# SUPPLIED DATA start

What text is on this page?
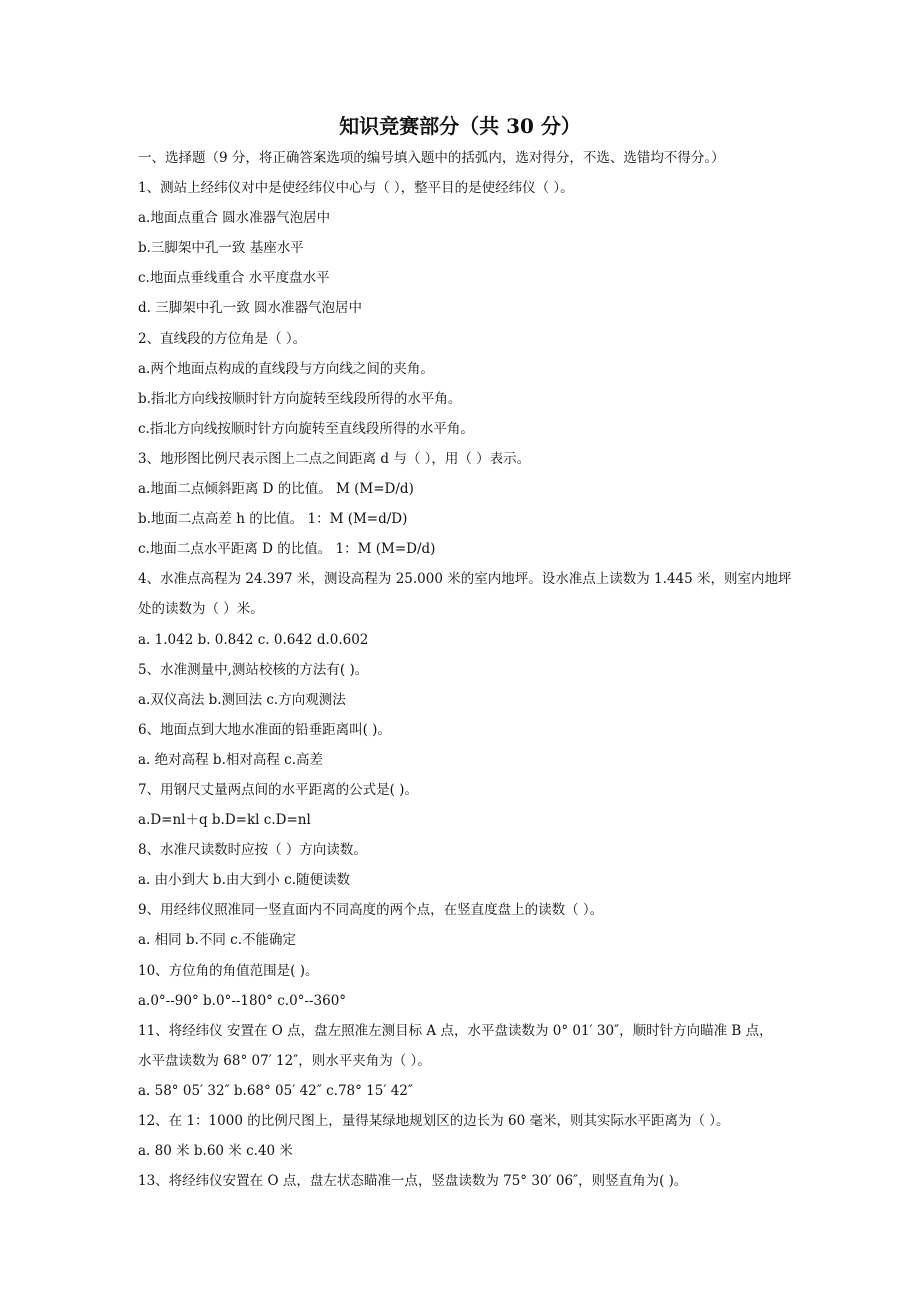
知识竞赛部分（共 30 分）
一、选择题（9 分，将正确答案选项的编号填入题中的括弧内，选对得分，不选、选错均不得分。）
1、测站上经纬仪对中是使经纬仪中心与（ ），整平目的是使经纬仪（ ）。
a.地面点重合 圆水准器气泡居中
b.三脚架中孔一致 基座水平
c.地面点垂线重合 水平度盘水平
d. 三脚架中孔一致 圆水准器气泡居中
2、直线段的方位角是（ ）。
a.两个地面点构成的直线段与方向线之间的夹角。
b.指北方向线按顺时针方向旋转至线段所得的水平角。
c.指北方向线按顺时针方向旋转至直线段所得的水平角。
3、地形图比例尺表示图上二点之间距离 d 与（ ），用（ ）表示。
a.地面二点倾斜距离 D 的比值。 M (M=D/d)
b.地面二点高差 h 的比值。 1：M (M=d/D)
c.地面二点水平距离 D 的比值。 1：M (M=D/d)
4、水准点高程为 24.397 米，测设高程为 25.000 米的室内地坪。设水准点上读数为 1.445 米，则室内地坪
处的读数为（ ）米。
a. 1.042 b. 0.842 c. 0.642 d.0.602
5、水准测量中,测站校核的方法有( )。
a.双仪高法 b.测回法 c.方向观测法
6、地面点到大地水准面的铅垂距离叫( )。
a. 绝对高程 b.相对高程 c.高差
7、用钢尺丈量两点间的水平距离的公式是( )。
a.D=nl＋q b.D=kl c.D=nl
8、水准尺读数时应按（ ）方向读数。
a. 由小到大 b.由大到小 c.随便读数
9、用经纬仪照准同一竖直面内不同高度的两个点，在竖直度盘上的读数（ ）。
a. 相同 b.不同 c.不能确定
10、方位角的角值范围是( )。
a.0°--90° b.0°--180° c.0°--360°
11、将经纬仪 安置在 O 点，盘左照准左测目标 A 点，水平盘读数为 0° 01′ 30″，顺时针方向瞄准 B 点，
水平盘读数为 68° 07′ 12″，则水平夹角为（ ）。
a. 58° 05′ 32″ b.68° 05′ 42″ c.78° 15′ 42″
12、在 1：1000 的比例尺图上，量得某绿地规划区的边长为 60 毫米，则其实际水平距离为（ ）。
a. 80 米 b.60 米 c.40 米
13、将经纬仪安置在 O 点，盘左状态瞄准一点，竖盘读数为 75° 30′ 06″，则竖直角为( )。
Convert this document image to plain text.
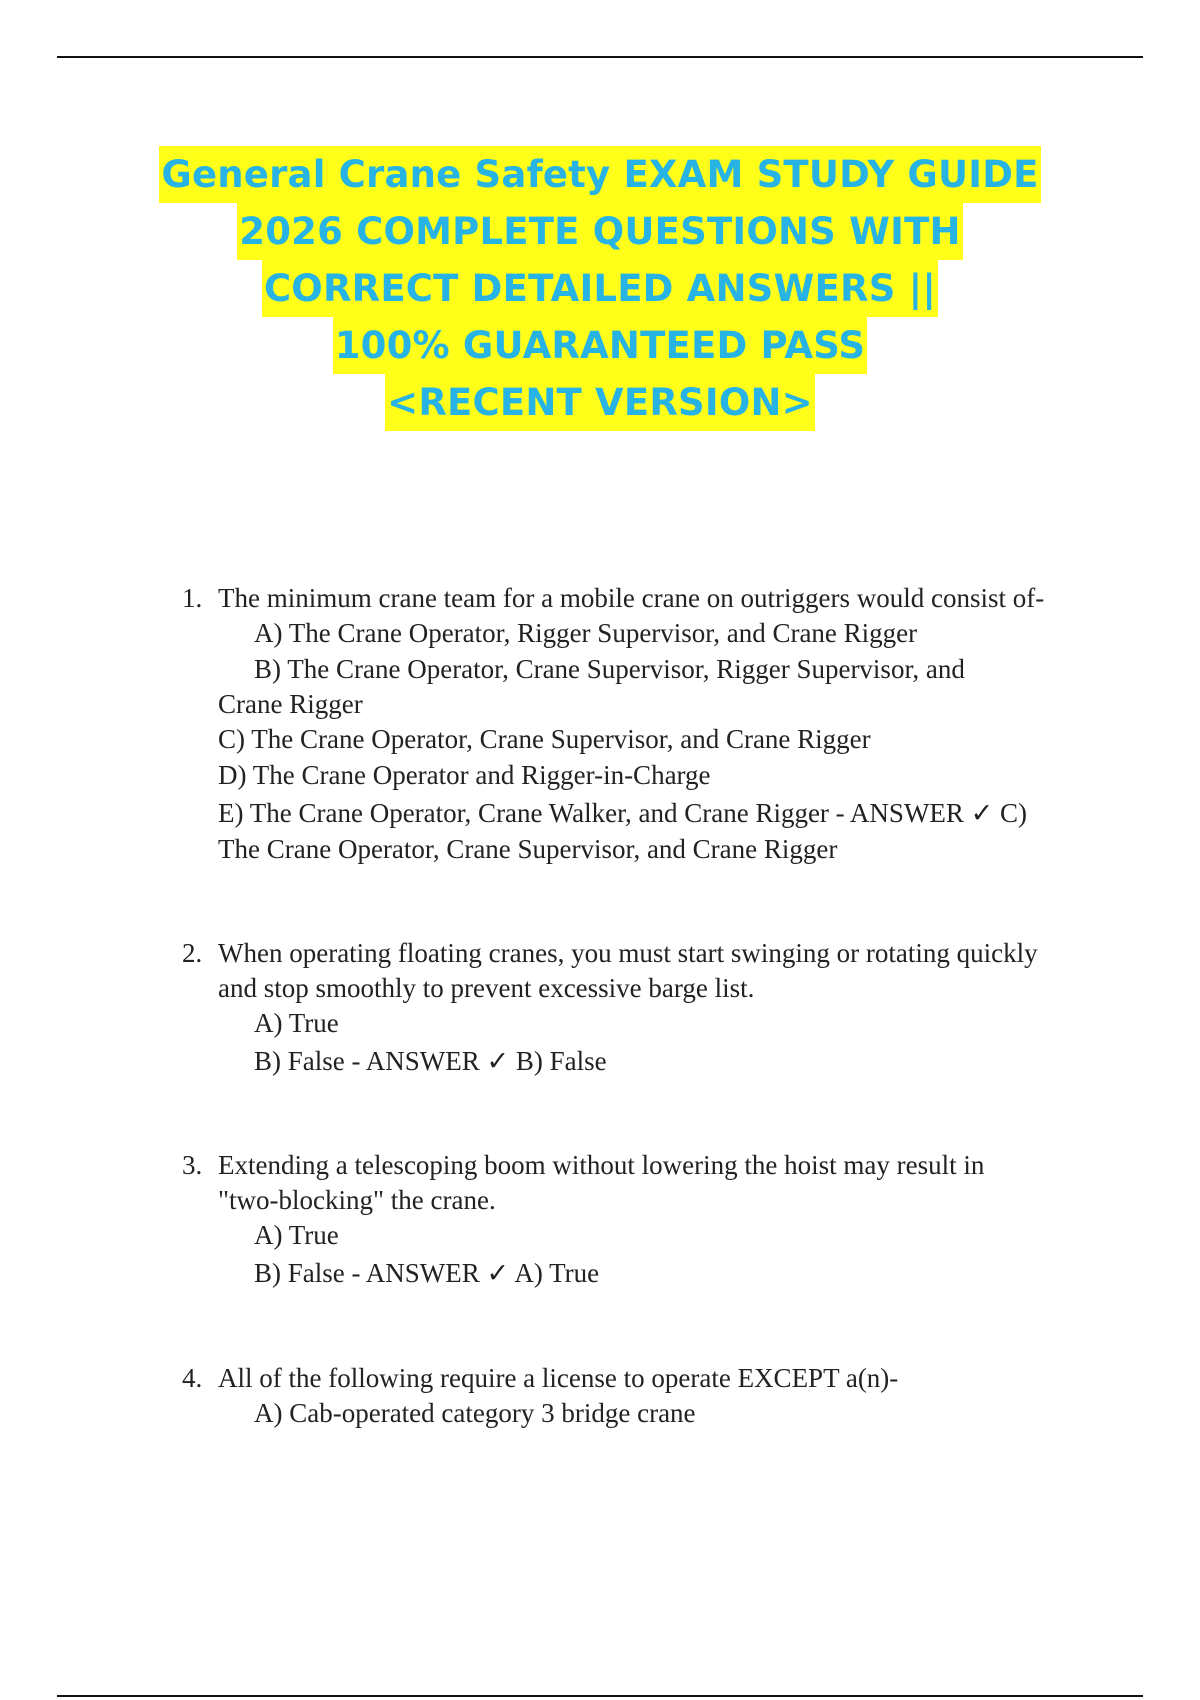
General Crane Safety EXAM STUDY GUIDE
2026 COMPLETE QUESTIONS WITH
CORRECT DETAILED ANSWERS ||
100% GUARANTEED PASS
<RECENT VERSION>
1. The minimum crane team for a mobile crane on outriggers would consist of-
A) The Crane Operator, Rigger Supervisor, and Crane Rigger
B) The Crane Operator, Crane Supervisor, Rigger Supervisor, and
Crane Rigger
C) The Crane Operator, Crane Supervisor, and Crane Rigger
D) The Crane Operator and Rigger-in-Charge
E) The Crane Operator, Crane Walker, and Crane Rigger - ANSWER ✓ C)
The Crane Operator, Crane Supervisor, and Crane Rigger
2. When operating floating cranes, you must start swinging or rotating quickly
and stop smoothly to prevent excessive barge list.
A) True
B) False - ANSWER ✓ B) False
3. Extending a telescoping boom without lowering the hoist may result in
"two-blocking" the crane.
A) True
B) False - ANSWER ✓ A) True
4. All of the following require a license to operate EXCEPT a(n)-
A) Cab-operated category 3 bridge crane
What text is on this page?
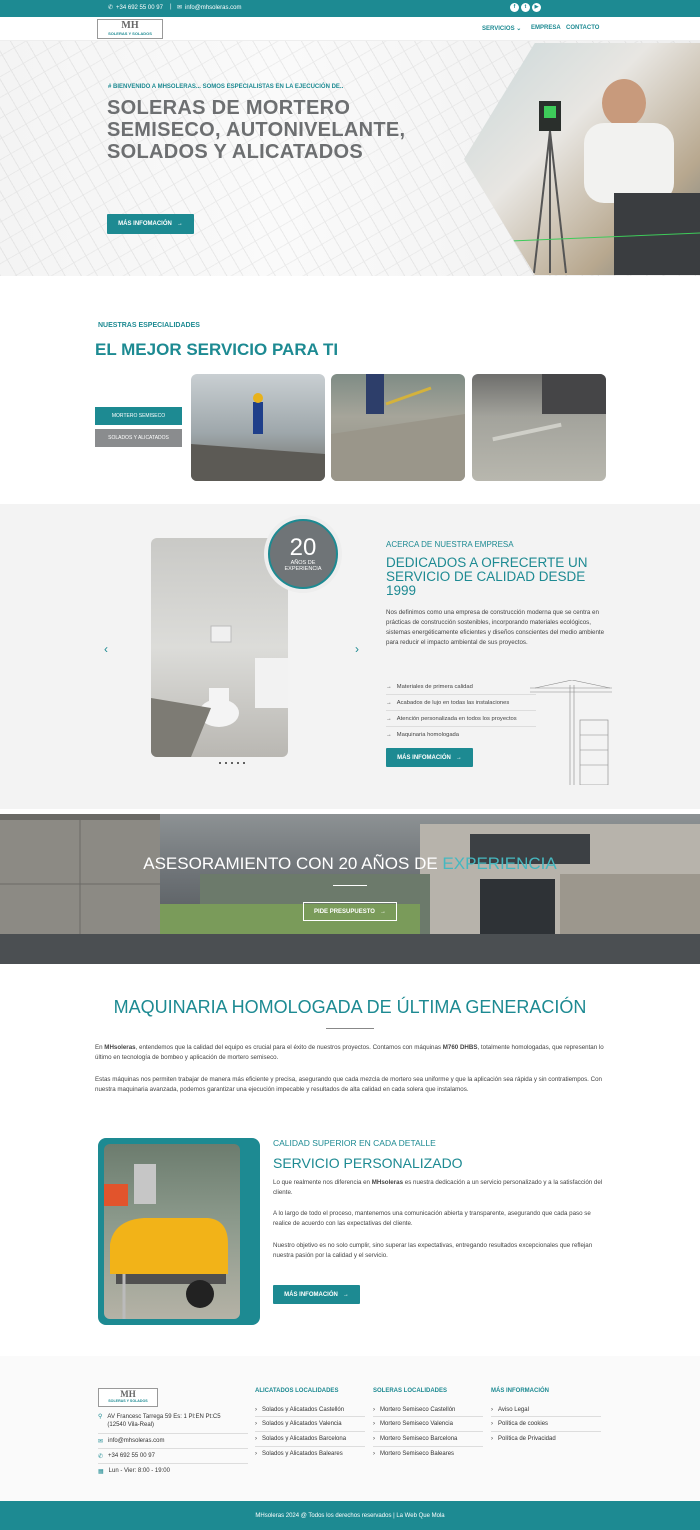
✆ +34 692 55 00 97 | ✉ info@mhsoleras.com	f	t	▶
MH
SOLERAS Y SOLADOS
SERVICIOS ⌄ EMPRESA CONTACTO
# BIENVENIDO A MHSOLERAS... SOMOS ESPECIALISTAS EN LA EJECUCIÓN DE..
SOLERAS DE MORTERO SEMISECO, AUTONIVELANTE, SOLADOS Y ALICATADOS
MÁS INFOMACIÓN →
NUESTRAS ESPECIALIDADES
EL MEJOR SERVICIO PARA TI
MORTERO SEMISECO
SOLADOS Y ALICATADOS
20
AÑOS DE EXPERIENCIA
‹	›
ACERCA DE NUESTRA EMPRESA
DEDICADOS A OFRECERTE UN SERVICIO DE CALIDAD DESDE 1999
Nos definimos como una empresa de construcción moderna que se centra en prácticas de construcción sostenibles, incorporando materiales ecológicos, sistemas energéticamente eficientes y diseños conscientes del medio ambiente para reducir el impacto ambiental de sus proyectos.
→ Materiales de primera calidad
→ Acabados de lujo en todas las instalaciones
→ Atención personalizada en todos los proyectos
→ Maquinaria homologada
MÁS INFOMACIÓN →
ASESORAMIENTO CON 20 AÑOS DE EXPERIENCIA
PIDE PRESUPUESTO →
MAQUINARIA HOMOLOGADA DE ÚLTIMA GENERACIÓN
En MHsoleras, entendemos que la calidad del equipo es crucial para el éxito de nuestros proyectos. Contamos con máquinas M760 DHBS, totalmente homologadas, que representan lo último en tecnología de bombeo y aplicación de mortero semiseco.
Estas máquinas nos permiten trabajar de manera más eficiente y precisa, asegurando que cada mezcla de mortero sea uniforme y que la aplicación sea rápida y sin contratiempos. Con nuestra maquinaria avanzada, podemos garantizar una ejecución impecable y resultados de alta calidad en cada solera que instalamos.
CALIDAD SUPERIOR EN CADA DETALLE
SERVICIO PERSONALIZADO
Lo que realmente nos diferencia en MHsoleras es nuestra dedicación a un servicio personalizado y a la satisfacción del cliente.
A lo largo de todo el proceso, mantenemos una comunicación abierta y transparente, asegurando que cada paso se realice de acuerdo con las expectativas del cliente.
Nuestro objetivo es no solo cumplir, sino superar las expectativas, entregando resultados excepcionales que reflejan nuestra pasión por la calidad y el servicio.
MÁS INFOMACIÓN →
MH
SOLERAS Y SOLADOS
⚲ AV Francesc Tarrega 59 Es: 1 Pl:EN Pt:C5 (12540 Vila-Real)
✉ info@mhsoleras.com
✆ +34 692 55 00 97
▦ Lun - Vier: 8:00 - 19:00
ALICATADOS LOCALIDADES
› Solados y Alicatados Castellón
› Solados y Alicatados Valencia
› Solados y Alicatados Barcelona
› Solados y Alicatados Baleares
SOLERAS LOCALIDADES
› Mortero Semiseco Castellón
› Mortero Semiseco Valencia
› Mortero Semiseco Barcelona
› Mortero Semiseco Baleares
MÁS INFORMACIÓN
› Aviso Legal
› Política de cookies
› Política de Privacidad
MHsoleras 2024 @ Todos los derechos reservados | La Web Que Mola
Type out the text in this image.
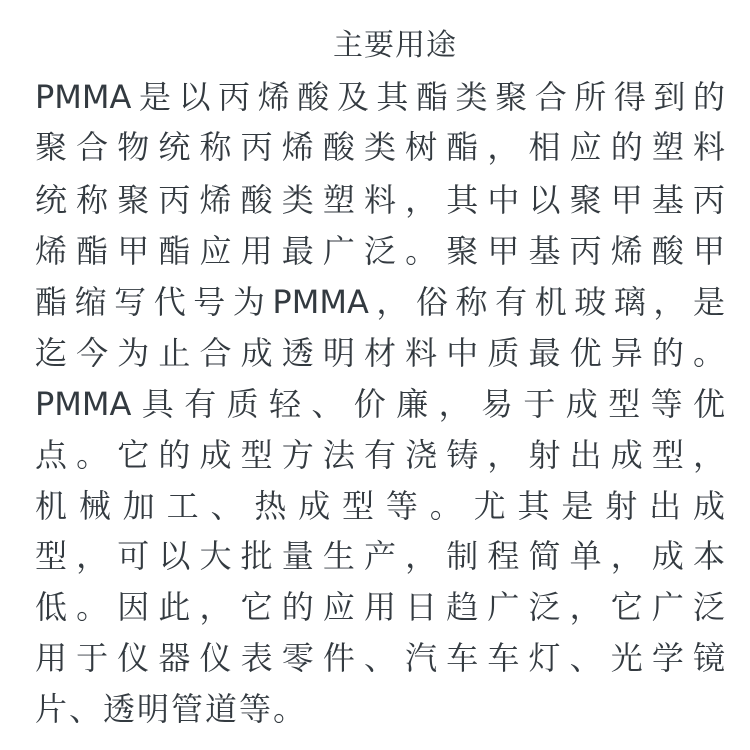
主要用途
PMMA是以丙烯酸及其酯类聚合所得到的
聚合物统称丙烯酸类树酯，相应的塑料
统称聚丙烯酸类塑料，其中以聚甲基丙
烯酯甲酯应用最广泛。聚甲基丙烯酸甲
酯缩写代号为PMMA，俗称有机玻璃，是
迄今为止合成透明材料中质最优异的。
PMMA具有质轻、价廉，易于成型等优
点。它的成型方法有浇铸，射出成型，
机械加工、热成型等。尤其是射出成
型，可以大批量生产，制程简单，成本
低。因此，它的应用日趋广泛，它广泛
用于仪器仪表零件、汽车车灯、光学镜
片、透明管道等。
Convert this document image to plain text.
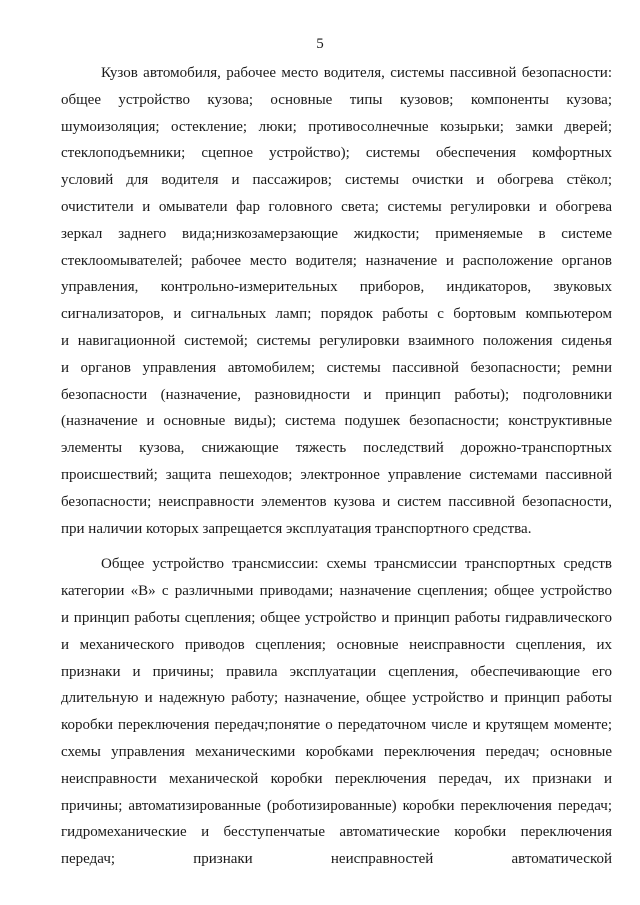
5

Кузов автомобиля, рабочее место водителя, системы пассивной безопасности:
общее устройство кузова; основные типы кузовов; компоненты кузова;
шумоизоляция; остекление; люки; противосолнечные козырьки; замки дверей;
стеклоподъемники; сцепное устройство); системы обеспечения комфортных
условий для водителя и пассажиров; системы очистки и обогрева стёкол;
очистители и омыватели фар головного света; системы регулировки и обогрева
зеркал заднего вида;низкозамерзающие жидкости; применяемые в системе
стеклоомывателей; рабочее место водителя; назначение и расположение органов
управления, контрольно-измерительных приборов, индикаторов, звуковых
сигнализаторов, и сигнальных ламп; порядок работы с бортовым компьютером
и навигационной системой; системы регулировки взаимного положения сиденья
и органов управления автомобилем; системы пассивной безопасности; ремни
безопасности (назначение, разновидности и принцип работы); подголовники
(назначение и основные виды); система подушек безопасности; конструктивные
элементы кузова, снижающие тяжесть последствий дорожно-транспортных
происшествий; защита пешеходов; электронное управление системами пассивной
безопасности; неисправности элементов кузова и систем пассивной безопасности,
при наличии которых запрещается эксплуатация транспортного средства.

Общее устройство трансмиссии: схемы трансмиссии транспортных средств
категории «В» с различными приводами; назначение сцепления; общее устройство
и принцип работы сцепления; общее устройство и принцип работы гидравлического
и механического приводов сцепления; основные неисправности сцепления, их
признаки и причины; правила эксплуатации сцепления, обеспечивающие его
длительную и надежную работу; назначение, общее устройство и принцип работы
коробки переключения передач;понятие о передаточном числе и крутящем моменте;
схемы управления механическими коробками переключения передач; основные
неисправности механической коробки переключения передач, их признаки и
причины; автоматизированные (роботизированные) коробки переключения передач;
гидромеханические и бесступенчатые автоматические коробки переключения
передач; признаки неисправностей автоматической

# SUPPLIED DATA end

▶ _STATED PROBLEM_
Say how many lines above hold the word "место", giving only the count.

▶ _FINISHED EXERCISE_
2